What is expected: Omit images. Retype all entries verbatim.

☆ ☆ ☆ ☆

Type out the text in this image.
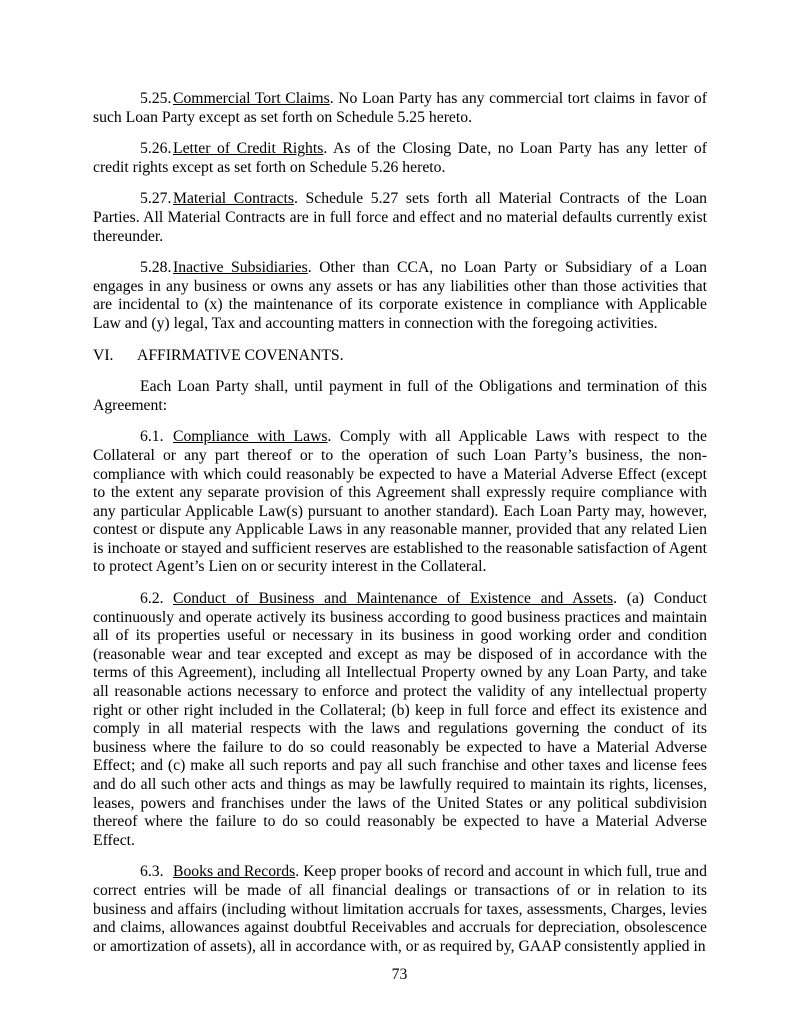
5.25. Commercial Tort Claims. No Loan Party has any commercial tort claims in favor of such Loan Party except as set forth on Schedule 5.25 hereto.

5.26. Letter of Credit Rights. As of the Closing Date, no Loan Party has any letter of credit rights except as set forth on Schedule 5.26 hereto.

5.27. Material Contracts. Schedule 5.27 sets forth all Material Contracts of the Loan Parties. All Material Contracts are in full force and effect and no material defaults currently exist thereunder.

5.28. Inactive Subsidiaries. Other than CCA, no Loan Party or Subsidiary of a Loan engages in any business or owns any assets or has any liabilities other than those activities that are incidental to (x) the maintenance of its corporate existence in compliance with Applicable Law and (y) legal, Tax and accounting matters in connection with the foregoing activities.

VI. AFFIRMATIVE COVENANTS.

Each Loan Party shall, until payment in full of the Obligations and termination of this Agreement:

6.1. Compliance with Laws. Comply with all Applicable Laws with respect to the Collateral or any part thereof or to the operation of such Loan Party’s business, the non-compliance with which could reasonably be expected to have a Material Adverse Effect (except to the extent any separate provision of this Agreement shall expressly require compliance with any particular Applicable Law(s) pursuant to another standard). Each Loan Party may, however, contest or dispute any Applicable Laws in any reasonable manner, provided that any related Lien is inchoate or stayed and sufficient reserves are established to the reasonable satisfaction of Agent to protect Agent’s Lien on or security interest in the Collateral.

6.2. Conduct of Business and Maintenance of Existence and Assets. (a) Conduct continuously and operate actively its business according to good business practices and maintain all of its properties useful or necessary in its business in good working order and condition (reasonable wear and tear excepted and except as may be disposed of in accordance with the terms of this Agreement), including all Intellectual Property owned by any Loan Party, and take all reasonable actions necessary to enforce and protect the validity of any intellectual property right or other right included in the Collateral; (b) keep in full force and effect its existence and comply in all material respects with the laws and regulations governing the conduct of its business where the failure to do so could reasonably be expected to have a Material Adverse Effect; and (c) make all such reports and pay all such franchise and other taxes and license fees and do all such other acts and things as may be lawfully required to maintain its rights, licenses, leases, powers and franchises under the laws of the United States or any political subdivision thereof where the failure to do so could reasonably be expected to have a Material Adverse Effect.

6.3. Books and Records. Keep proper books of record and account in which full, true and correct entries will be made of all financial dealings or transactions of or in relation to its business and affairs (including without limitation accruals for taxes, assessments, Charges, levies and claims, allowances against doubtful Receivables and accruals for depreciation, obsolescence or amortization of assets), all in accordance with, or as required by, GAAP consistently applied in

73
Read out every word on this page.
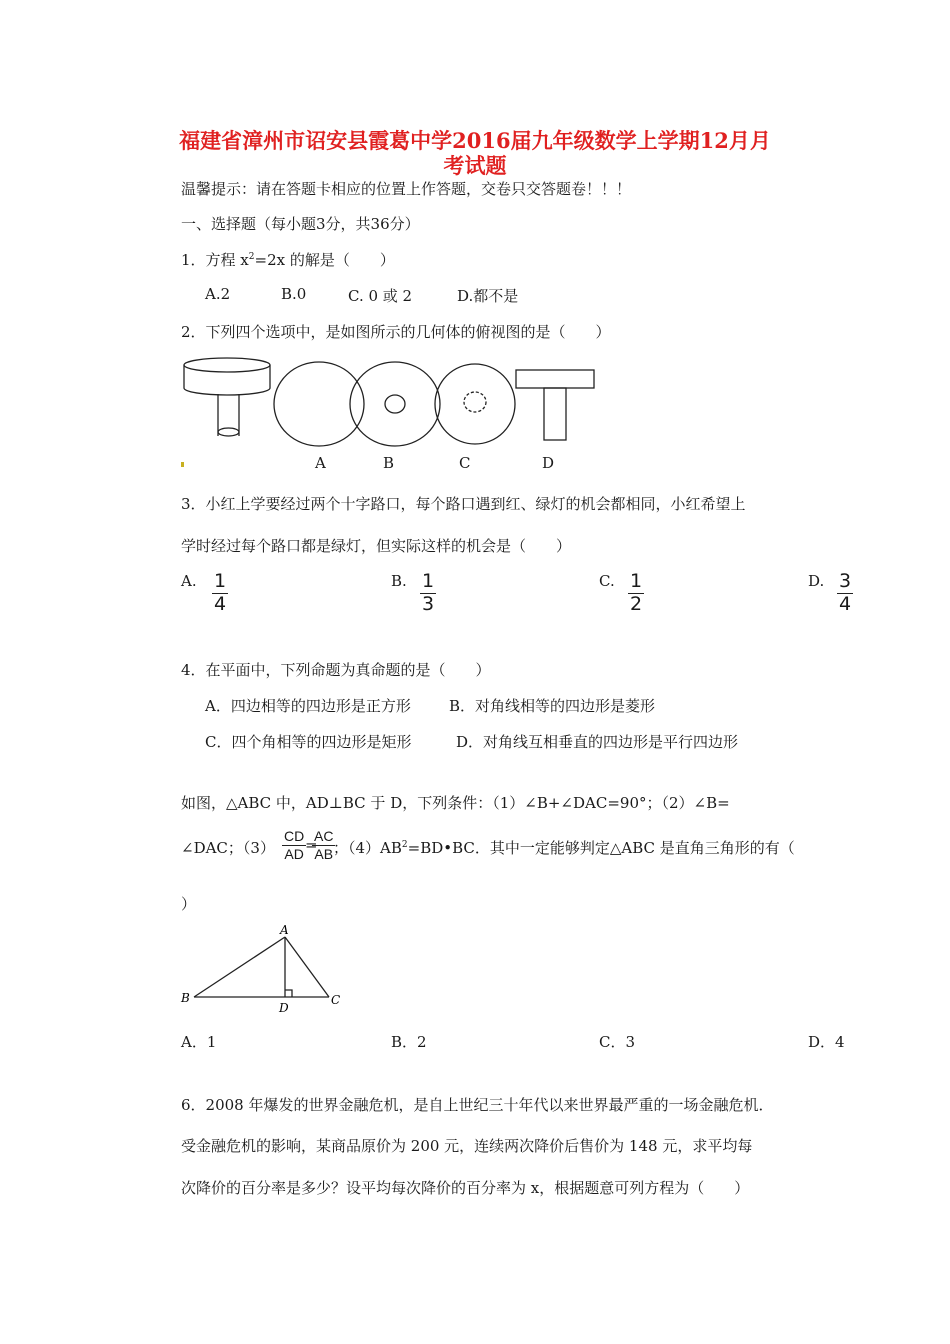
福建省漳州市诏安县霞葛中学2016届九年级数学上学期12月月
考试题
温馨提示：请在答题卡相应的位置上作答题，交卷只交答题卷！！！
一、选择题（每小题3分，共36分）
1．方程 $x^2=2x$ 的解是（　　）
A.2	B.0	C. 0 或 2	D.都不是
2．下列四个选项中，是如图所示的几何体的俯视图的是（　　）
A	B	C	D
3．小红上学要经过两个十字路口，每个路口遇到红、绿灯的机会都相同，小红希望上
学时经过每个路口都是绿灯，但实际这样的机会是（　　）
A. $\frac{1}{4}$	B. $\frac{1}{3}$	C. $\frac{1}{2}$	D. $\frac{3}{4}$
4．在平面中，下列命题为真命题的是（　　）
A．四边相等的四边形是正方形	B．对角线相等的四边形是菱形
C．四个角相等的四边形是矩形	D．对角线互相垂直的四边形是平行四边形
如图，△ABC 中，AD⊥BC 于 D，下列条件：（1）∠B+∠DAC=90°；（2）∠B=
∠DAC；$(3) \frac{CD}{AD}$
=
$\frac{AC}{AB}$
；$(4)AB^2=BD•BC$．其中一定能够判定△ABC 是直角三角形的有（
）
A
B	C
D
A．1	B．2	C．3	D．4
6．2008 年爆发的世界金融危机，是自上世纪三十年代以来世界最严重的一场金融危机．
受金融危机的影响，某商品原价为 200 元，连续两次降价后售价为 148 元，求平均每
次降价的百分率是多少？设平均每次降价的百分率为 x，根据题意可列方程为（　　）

☆ ☆ ☆ ☆

Result of the exercise:
Type out the text in this image.
5.25. Commercial Tort Claims. No Loan Party has any commercial tort claims in favor of such Loan Party except as set forth on Schedule 5.25 hereto.

5.26. Letter of Credit Rights. As of the Closing Date, no Loan Party has any letter of credit rights except as set forth on Schedule 5.26 hereto.

5.27. Material Contracts. Schedule 5.27 sets forth all Material Contracts of the Loan Parties. All Material Contracts are in full force and effect and no material defaults currently exist thereunder.

5.28. Inactive Subsidiaries. Other than CCA, no Loan Party or Subsidiary of a Loan engages in any business or owns any assets or has any liabilities other than those activities that are incidental to (x) the maintenance of its corporate existence in compliance with Applicable Law and (y) legal, Tax and accounting matters in connection with the foregoing activities.

VI. AFFIRMATIVE COVENANTS.

Each Loan Party shall, until payment in full of the Obligations and termination of this Agreement:

6.1. Compliance with Laws. Comply with all Applicable Laws with respect to the Collateral or any part thereof or to the operation of such Loan Party’s business, the non-compliance with which could reasonably be expected to have a Material Adverse Effect (except to the extent any separate provision of this Agreement shall expressly require compliance with any particular Applicable Law(s) pursuant to another standard). Each Loan Party may, however, contest or dispute any Applicable Laws in any reasonable manner, provided that any related Lien is inchoate or stayed and sufficient reserves are established to the reasonable satisfaction of Agent to protect Agent’s Lien on or security interest in the Collateral.

6.2. Conduct of Business and Maintenance of Existence and Assets. (a) Conduct continuously and operate actively its business according to good business practices and maintain all of its properties useful or necessary in its business in good working order and condition (reasonable wear and tear excepted and except as may be disposed of in accordance with the terms of this Agreement), including all Intellectual Property owned by any Loan Party, and take all reasonable actions necessary to enforce and protect the validity of any intellectual property right or other right included in the Collateral; (b) keep in full force and effect its existence and comply in all material respects with the laws and regulations governing the conduct of its business where the failure to do so could reasonably be expected to have a Material Adverse Effect; and (c) make all such reports and pay all such franchise and other taxes and license fees and do all such other acts and things as may be lawfully required to maintain its rights, licenses, leases, powers and franchises under the laws of the United States or any political subdivision thereof where the failure to do so could reasonably be expected to have a Material Adverse Effect.

6.3. Books and Records. Keep proper books of record and account in which full, true and correct entries will be made of all financial dealings or transactions of or in relation to its business and affairs (including without limitation accruals for taxes, assessments, Charges, levies and claims, allowances against doubtful Receivables and accruals for depreciation, obsolescence or amortization of assets), all in accordance with, or as required by, GAAP consistently applied in

73
Read out every word on this page.
福建省漳州市诏安县霞葛中学2016届九年级数学上学期12月月
考试题
温馨提示：请在答题卡相应的位置上作答题，交卷只交答题卷！！！
一、选择题（每小题3分，共36分）
1．方程 $x^2=2x$ 的解是（　　）
A.2	B.0	C. 0 或 2	D.都不是
2．下列四个选项中，是如图所示的几何体的俯视图的是（　　）
A	B	C	D
3．小红上学要经过两个十字路口，每个路口遇到红、绿灯的机会都相同，小红希望上
学时经过每个路口都是绿灯，但实际这样的机会是（　　）
A. $\frac{1}{4}$	B. $\frac{1}{3}$	C. $\frac{1}{2}$	D. $\frac{3}{4}$
4．在平面中，下列命题为真命题的是（　　）
A．四边相等的四边形是正方形	B．对角线相等的四边形是菱形
C．四个角相等的四边形是矩形	D．对角线互相垂直的四边形是平行四边形
如图，△ABC 中，AD⊥BC 于 D，下列条件：（1）∠B+∠DAC=90°；（2）∠B=
∠DAC；$(3) \frac{CD}{AD}$
=
$\frac{AC}{AB}$
；$(4)AB^2=BD•BC$．其中一定能够判定△ABC 是直角三角形的有（
）
A
B	C
D
A．1	B．2	C．3	D．4
6．2008 年爆发的世界金融危机，是自上世纪三十年代以来世界最严重的一场金融危机．
受金融危机的影响，某商品原价为 200 元，连续两次降价后售价为 148 元，求平均每
次降价的百分率是多少？设平均每次降价的百分率为 x，根据题意可列方程为（　　）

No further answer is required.